### TASK INPUT:
/---
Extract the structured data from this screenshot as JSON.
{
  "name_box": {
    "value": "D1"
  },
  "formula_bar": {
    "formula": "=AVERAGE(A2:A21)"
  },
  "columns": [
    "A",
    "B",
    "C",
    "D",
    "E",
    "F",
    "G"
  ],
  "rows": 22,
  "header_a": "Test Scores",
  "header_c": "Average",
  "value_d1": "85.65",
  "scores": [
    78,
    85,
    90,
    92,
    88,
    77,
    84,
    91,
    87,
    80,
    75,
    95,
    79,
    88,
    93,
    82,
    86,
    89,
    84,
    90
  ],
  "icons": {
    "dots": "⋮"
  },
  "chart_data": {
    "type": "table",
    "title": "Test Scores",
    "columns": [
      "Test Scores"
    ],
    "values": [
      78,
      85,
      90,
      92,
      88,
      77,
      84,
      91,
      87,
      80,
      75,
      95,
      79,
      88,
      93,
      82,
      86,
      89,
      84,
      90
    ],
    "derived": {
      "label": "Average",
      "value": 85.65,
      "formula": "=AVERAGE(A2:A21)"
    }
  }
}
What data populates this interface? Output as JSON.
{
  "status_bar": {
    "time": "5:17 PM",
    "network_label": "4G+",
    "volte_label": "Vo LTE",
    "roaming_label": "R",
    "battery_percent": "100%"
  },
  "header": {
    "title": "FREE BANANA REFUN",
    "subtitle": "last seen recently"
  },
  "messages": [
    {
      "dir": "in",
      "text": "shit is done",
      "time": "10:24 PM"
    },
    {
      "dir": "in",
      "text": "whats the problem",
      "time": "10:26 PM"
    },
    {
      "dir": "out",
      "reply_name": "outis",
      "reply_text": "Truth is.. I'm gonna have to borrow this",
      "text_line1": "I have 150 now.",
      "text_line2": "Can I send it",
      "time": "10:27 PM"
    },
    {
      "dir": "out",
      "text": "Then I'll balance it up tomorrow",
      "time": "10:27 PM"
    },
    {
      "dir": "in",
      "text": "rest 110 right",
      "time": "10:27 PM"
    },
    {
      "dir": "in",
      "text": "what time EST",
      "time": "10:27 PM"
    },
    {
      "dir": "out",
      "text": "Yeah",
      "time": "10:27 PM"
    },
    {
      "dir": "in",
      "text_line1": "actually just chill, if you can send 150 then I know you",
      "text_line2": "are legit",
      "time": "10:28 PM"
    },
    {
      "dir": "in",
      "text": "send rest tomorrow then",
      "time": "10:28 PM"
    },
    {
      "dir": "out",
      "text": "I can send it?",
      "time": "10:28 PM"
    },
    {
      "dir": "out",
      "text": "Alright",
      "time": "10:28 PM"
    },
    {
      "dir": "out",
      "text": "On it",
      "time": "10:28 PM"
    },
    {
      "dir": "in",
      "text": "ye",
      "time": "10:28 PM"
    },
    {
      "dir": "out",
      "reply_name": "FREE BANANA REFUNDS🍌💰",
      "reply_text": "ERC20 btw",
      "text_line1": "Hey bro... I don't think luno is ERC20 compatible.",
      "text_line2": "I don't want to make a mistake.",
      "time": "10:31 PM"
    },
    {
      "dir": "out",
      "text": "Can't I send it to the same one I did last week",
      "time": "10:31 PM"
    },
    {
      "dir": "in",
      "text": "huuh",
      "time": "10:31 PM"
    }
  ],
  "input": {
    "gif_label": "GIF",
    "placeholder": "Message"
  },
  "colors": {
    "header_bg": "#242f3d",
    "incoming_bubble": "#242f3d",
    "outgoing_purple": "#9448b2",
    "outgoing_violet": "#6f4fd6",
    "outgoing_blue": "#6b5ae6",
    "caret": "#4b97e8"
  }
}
\---
### BRIEF:
Give the data again, exactly as it stands.

### COMPLETE RESPONSE:
Extract the structured data from this screenshot as JSON.
{
  "name_box": {
    "value": "D1"
  },
  "formula_bar": {
    "formula": "=AVERAGE(A2:A21)"
  },
  "columns": [
    "A",
    "B",
    "C",
    "D",
    "E",
    "F",
    "G"
  ],
  "rows": 22,
  "header_a": "Test Scores",
  "header_c": "Average",
  "value_d1": "85.65",
  "scores": [
    78,
    85,
    90,
    92,
    88,
    77,
    84,
    91,
    87,
    80,
    75,
    95,
    79,
    88,
    93,
    82,
    86,
    89,
    84,
    90
  ],
  "icons": {
    "dots": "⋮"
  },
  "chart_data": {
    "type": "table",
    "title": "Test Scores",
    "columns": [
      "Test Scores"
    ],
    "values": [
      78,
      85,
      90,
      92,
      88,
      77,
      84,
      91,
      87,
      80,
      75,
      95,
      79,
      88,
      93,
      82,
      86,
      89,
      84,
      90
    ],
    "derived": {
      "label": "Average",
      "value": 85.65,
      "formula": "=AVERAGE(A2:A21)"
    }
  }
}
What data populates this interface? Output as JSON.
{
  "status_bar": {
    "time": "5:17 PM",
    "network_label": "4G+",
    "volte_label": "Vo LTE",
    "roaming_label": "R",
    "battery_percent": "100%"
  },
  "header": {
    "title": "FREE BANANA REFUN",
    "subtitle": "last seen recently"
  },
  "messages": [
    {
      "dir": "in",
      "text": "shit is done",
      "time": "10:24 PM"
    },
    {
      "dir": "in",
      "text": "whats the problem",
      "time": "10:26 PM"
    },
    {
      "dir": "out",
      "reply_name": "outis",
      "reply_text": "Truth is.. I'm gonna have to borrow this",
      "text_line1": "I have 150 now.",
      "text_line2": "Can I send it",
      "time": "10:27 PM"
    },
    {
      "dir": "out",
      "text": "Then I'll balance it up tomorrow",
      "time": "10:27 PM"
    },
    {
      "dir": "in",
      "text": "rest 110 right",
      "time": "10:27 PM"
    },
    {
      "dir": "in",
      "text": "what time EST",
      "time": "10:27 PM"
    },
    {
      "dir": "out",
      "text": "Yeah",
      "time": "10:27 PM"
    },
    {
      "dir": "in",
      "text_line1": "actually just chill, if you can send 150 then I know you",
      "text_line2": "are legit",
      "time": "10:28 PM"
    },
    {
      "dir": "in",
      "text": "send rest tomorrow then",
      "time": "10:28 PM"
    },
    {
      "dir": "out",
      "text": "I can send it?",
      "time": "10:28 PM"
    },
    {
      "dir": "out",
      "text": "Alright",
      "time": "10:28 PM"
    },
    {
      "dir": "out",
      "text": "On it",
      "time": "10:28 PM"
    },
    {
      "dir": "in",
      "text": "ye",
      "time": "10:28 PM"
    },
    {
      "dir": "out",
      "reply_name": "FREE BANANA REFUNDS🍌💰",
      "reply_text": "ERC20 btw",
      "text_line1": "Hey bro... I don't think luno is ERC20 compatible.",
      "text_line2": "I don't want to make a mistake.",
      "time": "10:31 PM"
    },
    {
      "dir": "out",
      "text": "Can't I send it to the same one I did last week",
      "time": "10:31 PM"
    },
    {
      "dir": "in",
      "text": "huuh",
      "time": "10:31 PM"
    }
  ],
  "input": {
    "gif_label": "GIF",
    "placeholder": "Message"
  },
  "colors": {
    "header_bg": "#242f3d",
    "incoming_bubble": "#242f3d",
    "outgoing_purple": "#9448b2",
    "outgoing_violet": "#6f4fd6",
    "outgoing_blue": "#6b5ae6",
    "caret": "#4b97e8"
  }
}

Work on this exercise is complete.